[Short problem]
Give only a count of the lines that include the string "name".

╭─ Data excerpts

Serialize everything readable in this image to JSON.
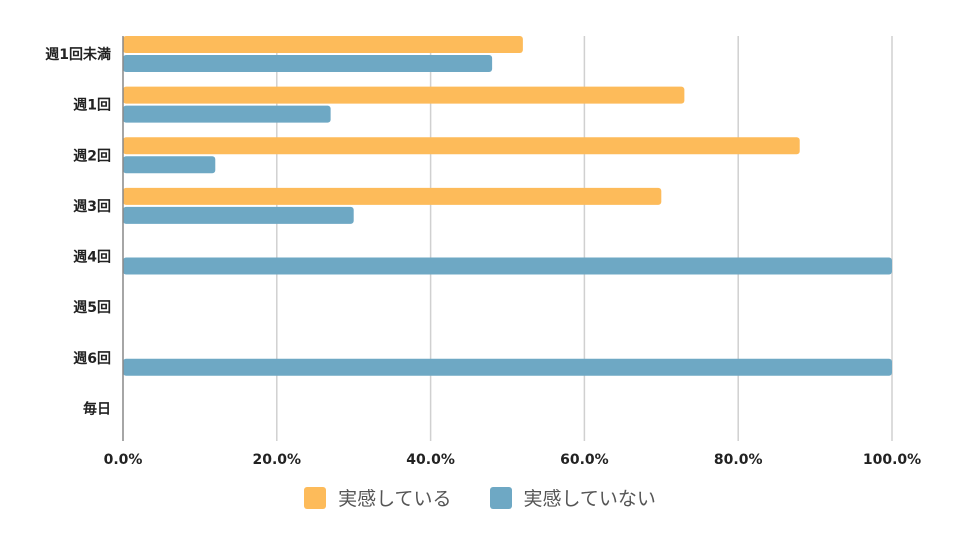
{
  "chart_data": {
    "type": "bar",
    "orientation": "horizontal",
    "categories": [
      "週1回未満",
      "週1回",
      "週2回",
      "週3回",
      "週4回",
      "週5回",
      "週6回",
      "毎日"
    ],
    "series": [
      {
        "name": "実感している",
        "color": "#FDBB5A",
        "values": [
          52,
          73,
          88,
          70,
          0,
          0,
          0,
          0
        ]
      },
      {
        "name": "実感していない",
        "color": "#6EA8C4",
        "values": [
          48,
          27,
          12,
          30,
          100,
          0,
          100,
          0
        ]
      }
    ],
    "xlim": [
      0,
      100
    ],
    "xticks": [
      "0.0%",
      "20.0%",
      "40.0%",
      "60.0%",
      "80.0%",
      "100.0%"
    ],
    "grid": true,
    "legend_position": "bottom",
    "title": "",
    "xlabel": "",
    "ylabel": ""
  }
}
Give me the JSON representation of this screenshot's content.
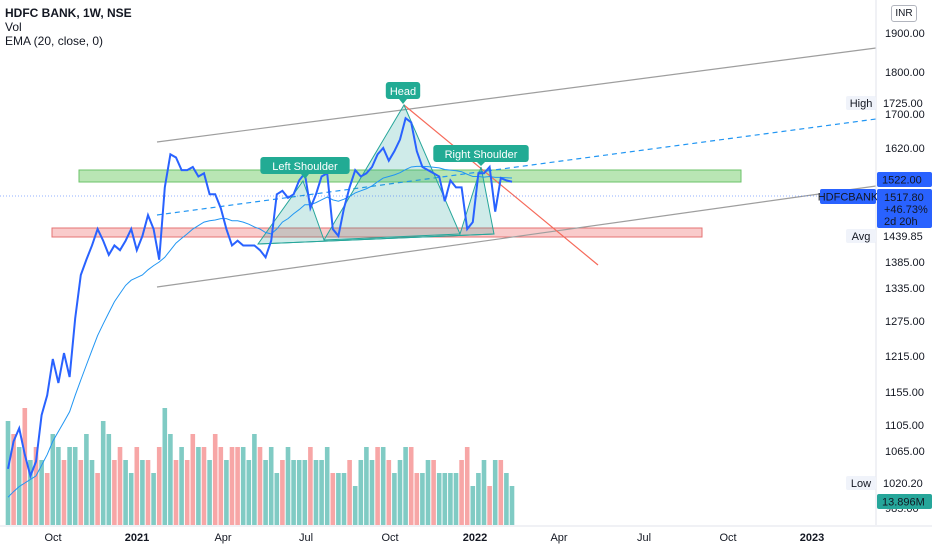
{
  "legend": {
    "symbol": "HDFC BANK, 1W, NSE",
    "vol": "Vol",
    "ema": "EMA (20, close, 0)"
  },
  "currency": "INR",
  "price_badges": {
    "symbol": "HDFCBANK",
    "price": "1517.80",
    "change": "+46.73%",
    "countdown": "2d 20h",
    "high_label": "High",
    "high_value": "1725.00",
    "avg_label": "Avg",
    "avg_value": "1439.85",
    "low_label": "Low",
    "low_value": "1020.20",
    "level_value": "1522.00",
    "volume_value": "13.896M"
  },
  "colors": {
    "price_line": "#2962ff",
    "ema_line": "#2196f3",
    "vol_up": "#80cbc4",
    "vol_down": "#f7a6a6",
    "pattern_fill": "#26a69a",
    "label_bg": "#22ab94",
    "resistance_zone": "#b9e6b4",
    "support_zone": "#f9cbcb",
    "red_trend": "#f66a5a"
  },
  "chart_data": {
    "type": "line",
    "title": "HDFC BANK, 1W, NSE",
    "y_ticks": [
      1900,
      1800,
      1725,
      1700,
      1620,
      1522,
      1517.8,
      1439.85,
      1385,
      1335,
      1275,
      1215,
      1155,
      1105,
      1065,
      1020.2,
      985
    ],
    "y_tick_labels": [
      "1900.00",
      "1800.00",
      "1725.00",
      "1700.00",
      "1620.00",
      "1522.00",
      "1517.80",
      "1439.85",
      "1385.00",
      "1335.00",
      "1275.00",
      "1215.00",
      "1155.00",
      "1105.00",
      "1065.00",
      "1020.20",
      "985.00"
    ],
    "x_tick_labels": [
      "Oct",
      "2021",
      "Apr",
      "Jul",
      "Oct",
      "2022",
      "Apr",
      "Jul",
      "Oct",
      "2023"
    ],
    "price_series": {
      "name": "HDFC BANK",
      "values": [
        1040,
        1080,
        1100,
        1060,
        1030,
        1050,
        1120,
        1150,
        1210,
        1170,
        1220,
        1180,
        1280,
        1360,
        1390,
        1420,
        1450,
        1430,
        1400,
        1420,
        1410,
        1430,
        1450,
        1410,
        1440,
        1470,
        1450,
        1390,
        1510,
        1600,
        1590,
        1550,
        1550,
        1560,
        1530,
        1540,
        1500,
        1500,
        1480,
        1450,
        1420,
        1430,
        1420,
        1420,
        1420,
        1410,
        1395,
        1430,
        1500,
        1505,
        1495,
        1500,
        1520,
        1540,
        1480,
        1500,
        1530,
        1540,
        1450,
        1440,
        1480,
        1510,
        1550,
        1530,
        1540,
        1560,
        1600,
        1620,
        1580,
        1610,
        1640,
        1690,
        1680,
        1610,
        1560,
        1550,
        1540,
        1530,
        1490,
        1520,
        1510,
        1510,
        1450,
        1460,
        1540,
        1540,
        1560,
        1475,
        1525,
        1520,
        1518
      ],
      "ema": [
        1000,
        1008,
        1015,
        1020,
        1025,
        1030,
        1045,
        1060,
        1080,
        1095,
        1110,
        1125,
        1150,
        1175,
        1200,
        1225,
        1250,
        1270,
        1290,
        1310,
        1325,
        1340,
        1350,
        1355,
        1360,
        1370,
        1378,
        1385,
        1395,
        1410,
        1425,
        1435,
        1443,
        1450,
        1455,
        1460,
        1462,
        1463,
        1465,
        1465,
        1462,
        1462,
        1460,
        1457,
        1453,
        1450,
        1445,
        1443,
        1450,
        1460,
        1465,
        1472,
        1478,
        1485,
        1485,
        1488,
        1492,
        1496,
        1492,
        1490,
        1493,
        1497,
        1502,
        1505,
        1508,
        1512,
        1518,
        1525,
        1530,
        1535,
        1542,
        1552,
        1560,
        1562,
        1562,
        1561,
        1559,
        1557,
        1552,
        1550,
        1548,
        1545,
        1537,
        1530,
        1530,
        1528,
        1530,
        1527,
        1527,
        1526,
        1525
      ]
    },
    "volume_series": {
      "name": "Vol",
      "values": [
        0.8,
        0.7,
        0.6,
        0.9,
        0.5,
        0.6,
        0.5,
        0.4,
        0.7,
        0.6,
        0.5,
        0.6,
        0.6,
        0.5,
        0.7,
        0.5,
        0.4,
        0.8,
        0.7,
        0.5,
        0.6,
        0.5,
        0.4,
        0.6,
        0.5,
        0.5,
        0.4,
        0.6,
        0.9,
        0.7,
        0.5,
        0.6,
        0.5,
        0.7,
        0.6,
        0.6,
        0.5,
        0.7,
        0.6,
        0.5,
        0.6,
        0.6,
        0.6,
        0.5,
        0.7,
        0.6,
        0.5,
        0.6,
        0.4,
        0.5,
        0.6,
        0.5,
        0.5,
        0.5,
        0.6,
        0.5,
        0.5,
        0.6,
        0.4,
        0.4,
        0.4,
        0.5,
        0.3,
        0.5,
        0.6,
        0.5,
        0.6,
        0.6,
        0.5,
        0.4,
        0.5,
        0.6,
        0.6,
        0.4,
        0.4,
        0.5,
        0.5,
        0.4,
        0.4,
        0.4,
        0.4,
        0.5,
        0.6,
        0.3,
        0.4,
        0.5,
        0.3,
        0.5,
        0.5,
        0.4,
        0.3
      ],
      "up": [
        true,
        false,
        true,
        false,
        true,
        false,
        true,
        false,
        true,
        true,
        false,
        true,
        true,
        false,
        true,
        true,
        false,
        true,
        true,
        false,
        false,
        true,
        true,
        false,
        true,
        false,
        true,
        false,
        true,
        true,
        false,
        true,
        false,
        false,
        true,
        false,
        true,
        false,
        false,
        true,
        false,
        false,
        true,
        true,
        true,
        false,
        true,
        true,
        true,
        false,
        true,
        true,
        true,
        true,
        false,
        true,
        true,
        true,
        false,
        true,
        true,
        false,
        true,
        true,
        true,
        true,
        false,
        true,
        false,
        true,
        true,
        true,
        false,
        false,
        true,
        true,
        false,
        true,
        true,
        true,
        true,
        false,
        false,
        true,
        true,
        true,
        false,
        true,
        false,
        true,
        true
      ]
    },
    "annotations": {
      "head": "Head",
      "left_shoulder": "Left Shoulder",
      "right_shoulder": "Right Shoulder"
    },
    "levels": {
      "resistance_zone": [
        1512,
        1532
      ],
      "support_zone": [
        1433,
        1448
      ]
    },
    "ylim": [
      970,
      1930
    ],
    "grid": false
  }
}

╰─

[Solution for this problem]
4